--- Begin Listed entries ---

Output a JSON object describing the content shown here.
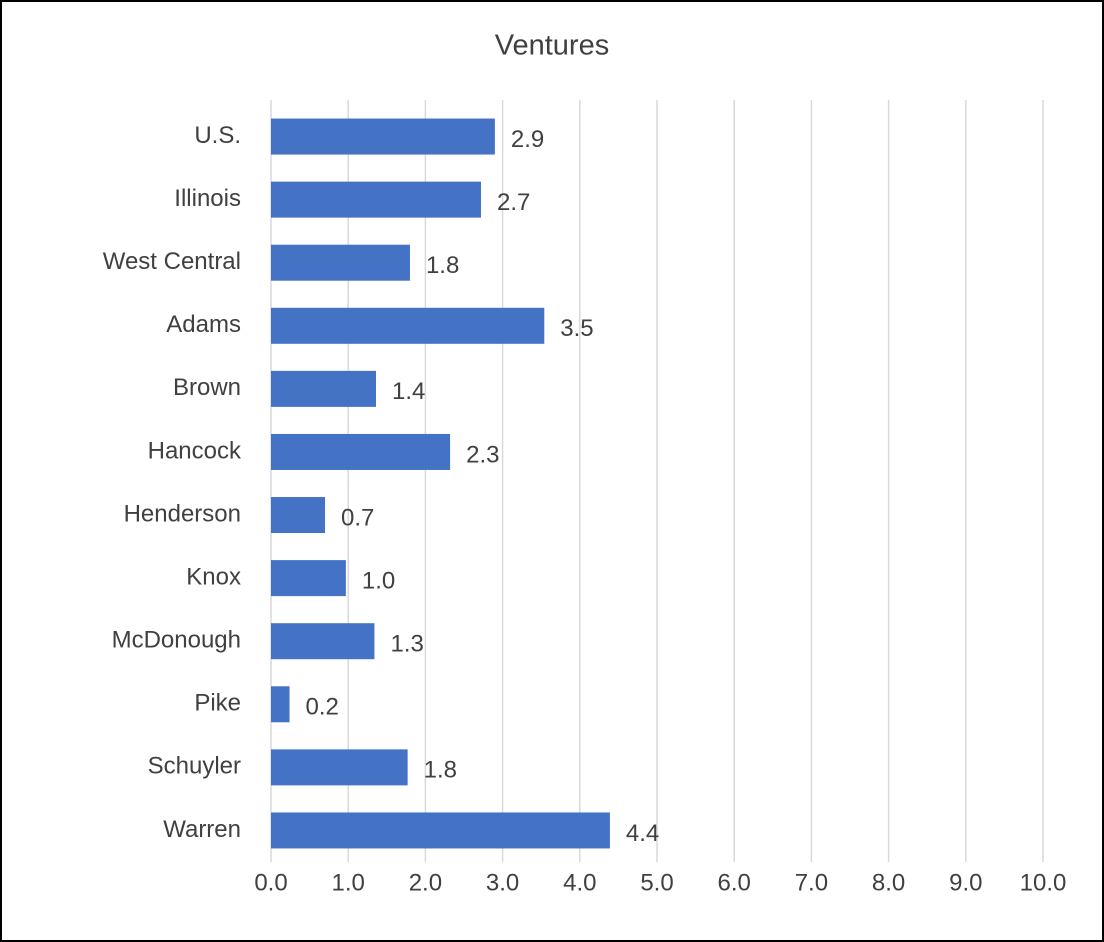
{
  "chart_data": {
    "type": "bar",
    "orientation": "horizontal",
    "title": "Ventures",
    "categories": [
      "U.S.",
      "Illinois",
      "West Central",
      "Adams",
      "Brown",
      "Hancock",
      "Henderson",
      "Knox",
      "McDonough",
      "Pike",
      "Schuyler",
      "Warren"
    ],
    "values": [
      2.9,
      2.72,
      1.8,
      3.54,
      1.36,
      2.32,
      0.7,
      0.97,
      1.34,
      0.24,
      1.77,
      4.39
    ],
    "value_labels": [
      "2.9",
      "2.7",
      "1.8",
      "3.5",
      "1.4",
      "2.3",
      "0.7",
      "1.0",
      "1.3",
      "0.2",
      "1.8",
      "4.4"
    ],
    "color": "#4472c4",
    "xlim": [
      0,
      10
    ],
    "xticks": [
      {
        "value": 0,
        "label": "0.0"
      },
      {
        "value": 1,
        "label": "1.0"
      },
      {
        "value": 2,
        "label": "2.0"
      },
      {
        "value": 3,
        "label": "3.0"
      },
      {
        "value": 4,
        "label": "4.0"
      },
      {
        "value": 5,
        "label": "5.0"
      },
      {
        "value": 6,
        "label": "6.0"
      },
      {
        "value": 7,
        "label": "7.0"
      },
      {
        "value": 8,
        "label": "8.0"
      },
      {
        "value": 9,
        "label": "9.0"
      },
      {
        "value": 10,
        "label": "10.0"
      }
    ],
    "grid": true
  }
}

--- End Listed entries ---

* [Task statement]
Output all of the entries verbatim, leaving out any images.

* [Problem solution]
Output a JSON object describing the content shown here.
{
  "chart_data": {
    "type": "bar",
    "orientation": "horizontal",
    "title": "Ventures",
    "categories": [
      "U.S.",
      "Illinois",
      "West Central",
      "Adams",
      "Brown",
      "Hancock",
      "Henderson",
      "Knox",
      "McDonough",
      "Pike",
      "Schuyler",
      "Warren"
    ],
    "values": [
      2.9,
      2.72,
      1.8,
      3.54,
      1.36,
      2.32,
      0.7,
      0.97,
      1.34,
      0.24,
      1.77,
      4.39
    ],
    "value_labels": [
      "2.9",
      "2.7",
      "1.8",
      "3.5",
      "1.4",
      "2.3",
      "0.7",
      "1.0",
      "1.3",
      "0.2",
      "1.8",
      "4.4"
    ],
    "color": "#4472c4",
    "xlim": [
      0,
      10
    ],
    "xticks": [
      {
        "value": 0,
        "label": "0.0"
      },
      {
        "value": 1,
        "label": "1.0"
      },
      {
        "value": 2,
        "label": "2.0"
      },
      {
        "value": 3,
        "label": "3.0"
      },
      {
        "value": 4,
        "label": "4.0"
      },
      {
        "value": 5,
        "label": "5.0"
      },
      {
        "value": 6,
        "label": "6.0"
      },
      {
        "value": 7,
        "label": "7.0"
      },
      {
        "value": 8,
        "label": "8.0"
      },
      {
        "value": 9,
        "label": "9.0"
      },
      {
        "value": 10,
        "label": "10.0"
      }
    ],
    "grid": true
  }
}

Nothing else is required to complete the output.